-- START OF SOURCE RECORDS --

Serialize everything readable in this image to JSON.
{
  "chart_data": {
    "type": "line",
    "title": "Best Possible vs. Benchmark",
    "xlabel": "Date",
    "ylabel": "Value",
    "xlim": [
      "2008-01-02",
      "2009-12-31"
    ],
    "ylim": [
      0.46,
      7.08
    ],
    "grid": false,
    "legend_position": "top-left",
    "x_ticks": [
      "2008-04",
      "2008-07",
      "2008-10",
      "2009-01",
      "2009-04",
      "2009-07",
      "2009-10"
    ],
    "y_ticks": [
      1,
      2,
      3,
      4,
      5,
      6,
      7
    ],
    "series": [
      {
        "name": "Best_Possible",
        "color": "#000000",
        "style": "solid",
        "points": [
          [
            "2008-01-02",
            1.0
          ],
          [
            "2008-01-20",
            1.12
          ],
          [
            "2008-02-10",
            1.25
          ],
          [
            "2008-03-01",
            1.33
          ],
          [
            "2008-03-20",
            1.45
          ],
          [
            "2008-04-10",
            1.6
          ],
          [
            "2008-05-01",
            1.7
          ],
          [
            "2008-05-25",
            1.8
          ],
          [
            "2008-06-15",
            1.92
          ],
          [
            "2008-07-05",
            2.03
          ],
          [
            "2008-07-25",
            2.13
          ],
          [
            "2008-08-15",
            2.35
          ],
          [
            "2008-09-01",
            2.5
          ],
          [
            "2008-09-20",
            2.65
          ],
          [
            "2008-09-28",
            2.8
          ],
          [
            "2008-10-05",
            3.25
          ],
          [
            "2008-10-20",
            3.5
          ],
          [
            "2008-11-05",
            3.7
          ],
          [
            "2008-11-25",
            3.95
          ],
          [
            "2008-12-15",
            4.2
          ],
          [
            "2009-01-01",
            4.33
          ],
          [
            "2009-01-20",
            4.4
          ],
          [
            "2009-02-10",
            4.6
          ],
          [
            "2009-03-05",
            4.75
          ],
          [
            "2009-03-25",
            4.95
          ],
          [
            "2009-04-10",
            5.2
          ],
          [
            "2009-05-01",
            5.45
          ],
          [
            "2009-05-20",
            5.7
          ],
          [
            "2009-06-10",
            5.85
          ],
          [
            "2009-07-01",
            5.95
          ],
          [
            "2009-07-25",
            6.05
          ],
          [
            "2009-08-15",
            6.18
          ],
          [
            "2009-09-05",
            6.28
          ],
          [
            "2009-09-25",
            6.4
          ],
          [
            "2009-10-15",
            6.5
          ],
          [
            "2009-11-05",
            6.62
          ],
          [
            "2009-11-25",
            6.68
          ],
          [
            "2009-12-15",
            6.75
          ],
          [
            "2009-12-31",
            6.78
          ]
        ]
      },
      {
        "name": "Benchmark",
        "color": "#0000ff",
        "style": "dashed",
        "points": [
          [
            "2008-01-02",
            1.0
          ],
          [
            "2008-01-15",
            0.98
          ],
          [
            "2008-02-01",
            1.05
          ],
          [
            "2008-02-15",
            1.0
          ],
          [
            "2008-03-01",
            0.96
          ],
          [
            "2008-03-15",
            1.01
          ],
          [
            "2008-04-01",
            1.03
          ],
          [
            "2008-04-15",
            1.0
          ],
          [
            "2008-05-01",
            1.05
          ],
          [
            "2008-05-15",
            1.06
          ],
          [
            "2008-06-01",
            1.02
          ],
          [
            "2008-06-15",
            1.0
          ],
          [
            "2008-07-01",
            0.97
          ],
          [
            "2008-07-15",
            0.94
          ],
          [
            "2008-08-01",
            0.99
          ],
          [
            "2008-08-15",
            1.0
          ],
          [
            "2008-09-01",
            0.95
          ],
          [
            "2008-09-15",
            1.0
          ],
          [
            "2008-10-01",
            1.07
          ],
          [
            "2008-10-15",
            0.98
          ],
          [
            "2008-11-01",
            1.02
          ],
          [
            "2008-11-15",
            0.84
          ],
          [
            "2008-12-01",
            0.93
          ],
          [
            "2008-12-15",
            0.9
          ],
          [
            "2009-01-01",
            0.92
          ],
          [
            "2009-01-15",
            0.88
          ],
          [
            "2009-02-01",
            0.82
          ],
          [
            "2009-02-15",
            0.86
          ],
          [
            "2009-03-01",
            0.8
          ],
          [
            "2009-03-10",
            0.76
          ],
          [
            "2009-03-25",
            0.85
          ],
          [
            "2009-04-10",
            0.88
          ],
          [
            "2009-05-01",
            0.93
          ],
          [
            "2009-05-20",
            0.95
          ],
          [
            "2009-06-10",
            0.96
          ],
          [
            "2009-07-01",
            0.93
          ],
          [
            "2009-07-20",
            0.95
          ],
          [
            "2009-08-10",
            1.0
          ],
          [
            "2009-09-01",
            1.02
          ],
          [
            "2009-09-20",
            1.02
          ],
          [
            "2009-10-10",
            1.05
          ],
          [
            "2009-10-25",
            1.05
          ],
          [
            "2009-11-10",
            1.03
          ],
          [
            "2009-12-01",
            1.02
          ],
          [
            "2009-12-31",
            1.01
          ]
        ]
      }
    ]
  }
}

-- END OF SOURCE RECORDS --
-- START OF SOURCE RECORDS --

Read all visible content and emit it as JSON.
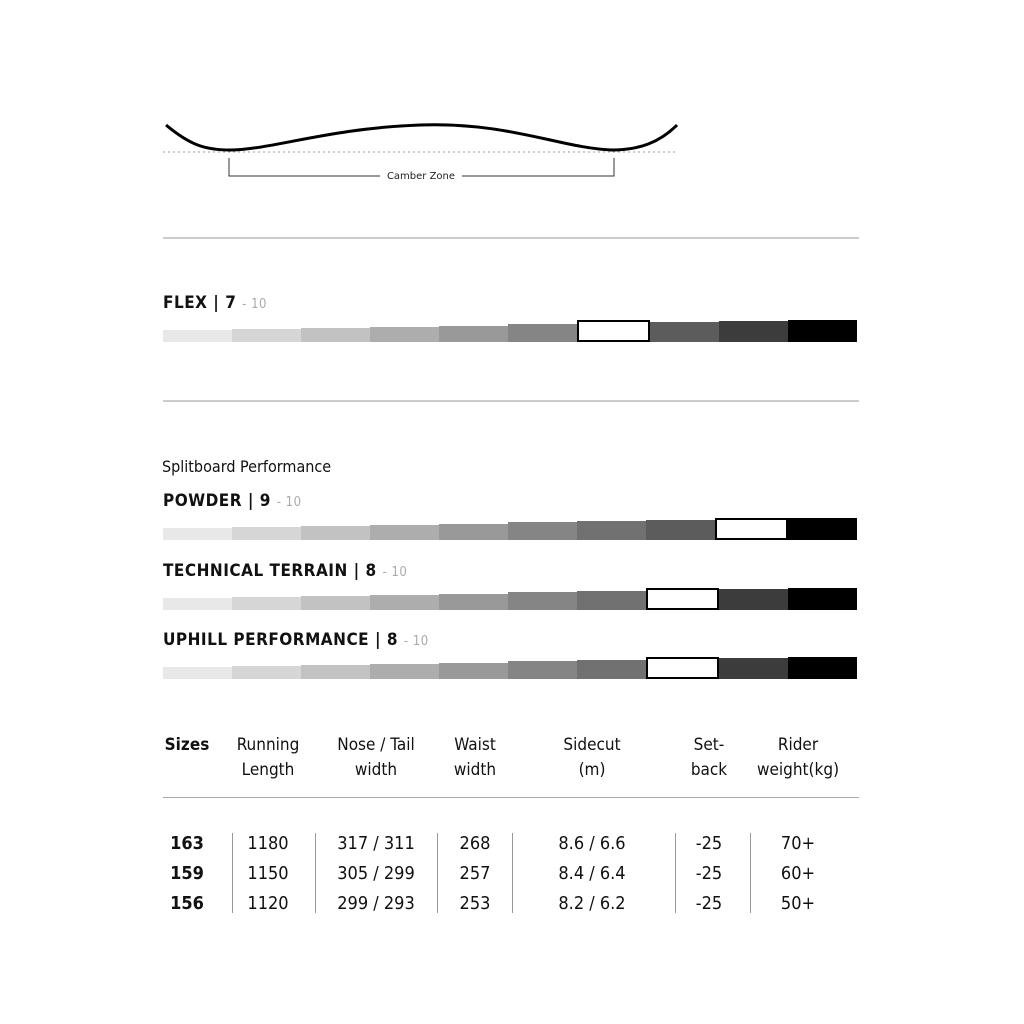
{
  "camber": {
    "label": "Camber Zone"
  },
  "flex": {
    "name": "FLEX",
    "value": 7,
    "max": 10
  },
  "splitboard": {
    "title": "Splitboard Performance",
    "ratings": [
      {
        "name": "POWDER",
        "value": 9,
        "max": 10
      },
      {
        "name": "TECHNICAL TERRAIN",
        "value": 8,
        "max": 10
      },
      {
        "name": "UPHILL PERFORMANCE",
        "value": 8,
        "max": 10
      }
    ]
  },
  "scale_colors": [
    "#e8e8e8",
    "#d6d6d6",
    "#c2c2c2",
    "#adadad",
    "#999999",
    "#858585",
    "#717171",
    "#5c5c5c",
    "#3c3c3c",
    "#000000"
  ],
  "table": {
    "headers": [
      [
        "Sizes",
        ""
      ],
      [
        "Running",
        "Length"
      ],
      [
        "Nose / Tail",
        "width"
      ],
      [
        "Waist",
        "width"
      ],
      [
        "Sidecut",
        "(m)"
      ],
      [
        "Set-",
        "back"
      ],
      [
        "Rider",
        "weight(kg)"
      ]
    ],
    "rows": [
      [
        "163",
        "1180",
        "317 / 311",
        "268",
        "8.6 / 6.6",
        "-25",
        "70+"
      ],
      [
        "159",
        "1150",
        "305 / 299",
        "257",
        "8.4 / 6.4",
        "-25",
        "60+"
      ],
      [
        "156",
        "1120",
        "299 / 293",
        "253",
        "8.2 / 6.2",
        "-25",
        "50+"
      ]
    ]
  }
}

-- END OF SOURCE RECORDS --

◆ CHALLENGE ◆
Search the data for the word "name" and copy each line where it appears.

◆ COMPLETED EXERCISE ◆
        "name": "Best_Possible",
        "name": "Benchmark",
    "name": "FLEX",
        "name": "POWDER",
        "name": "TECHNICAL TERRAIN",
        "name": "UPHILL PERFORMANCE",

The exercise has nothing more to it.